— START OF DATA PROVIDED —

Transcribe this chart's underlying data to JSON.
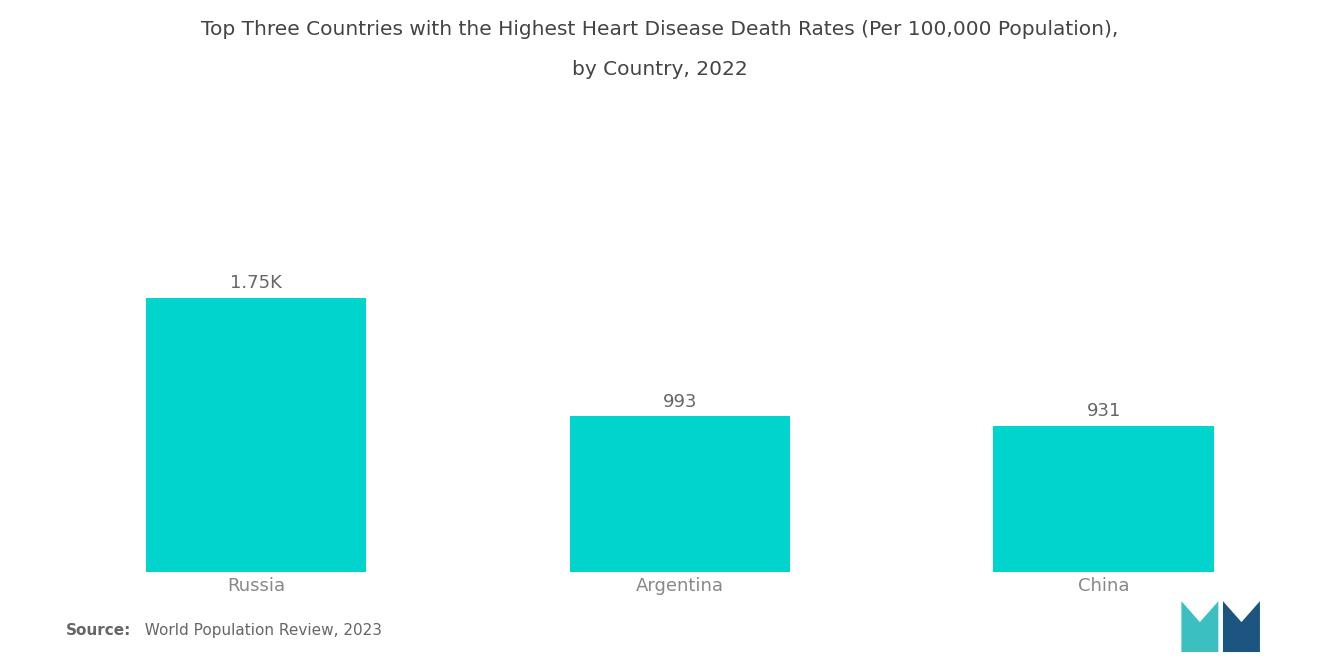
{
  "title_line1": "Top Three Countries with the Highest Heart Disease Death Rates (Per 100,000 Population),",
  "title_line2": "by Country, 2022",
  "categories": [
    "Russia",
    "Argentina",
    "China"
  ],
  "values": [
    1750,
    993,
    931
  ],
  "labels": [
    "1.75K",
    "993",
    "931"
  ],
  "bar_color": "#00D4CC",
  "background_color": "#ffffff",
  "source_bold": "Source:",
  "source_text": "  World Population Review, 2023",
  "title_fontsize": 14.5,
  "label_fontsize": 13,
  "tick_fontsize": 13,
  "source_fontsize": 11,
  "ylim": [
    0,
    2800
  ],
  "bar_width": 0.52,
  "title_color": "#444444",
  "tick_color": "#888888",
  "label_color": "#666666"
}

— END OF DATA PROVIDED —

### SHORT PROBLEM
Print out the whole of the material word for word, without pictures.

### RESPONSE
Transcribe this chart's underlying data to JSON.
{
  "title_line1": "Top Three Countries with the Highest Heart Disease Death Rates (Per 100,000 Population),",
  "title_line2": "by Country, 2022",
  "categories": [
    "Russia",
    "Argentina",
    "China"
  ],
  "values": [
    1750,
    993,
    931
  ],
  "labels": [
    "1.75K",
    "993",
    "931"
  ],
  "bar_color": "#00D4CC",
  "background_color": "#ffffff",
  "source_bold": "Source:",
  "source_text": "  World Population Review, 2023",
  "title_fontsize": 14.5,
  "label_fontsize": 13,
  "tick_fontsize": 13,
  "source_fontsize": 11,
  "ylim": [
    0,
    2800
  ],
  "bar_width": 0.52,
  "title_color": "#444444",
  "tick_color": "#888888",
  "label_color": "#666666"
}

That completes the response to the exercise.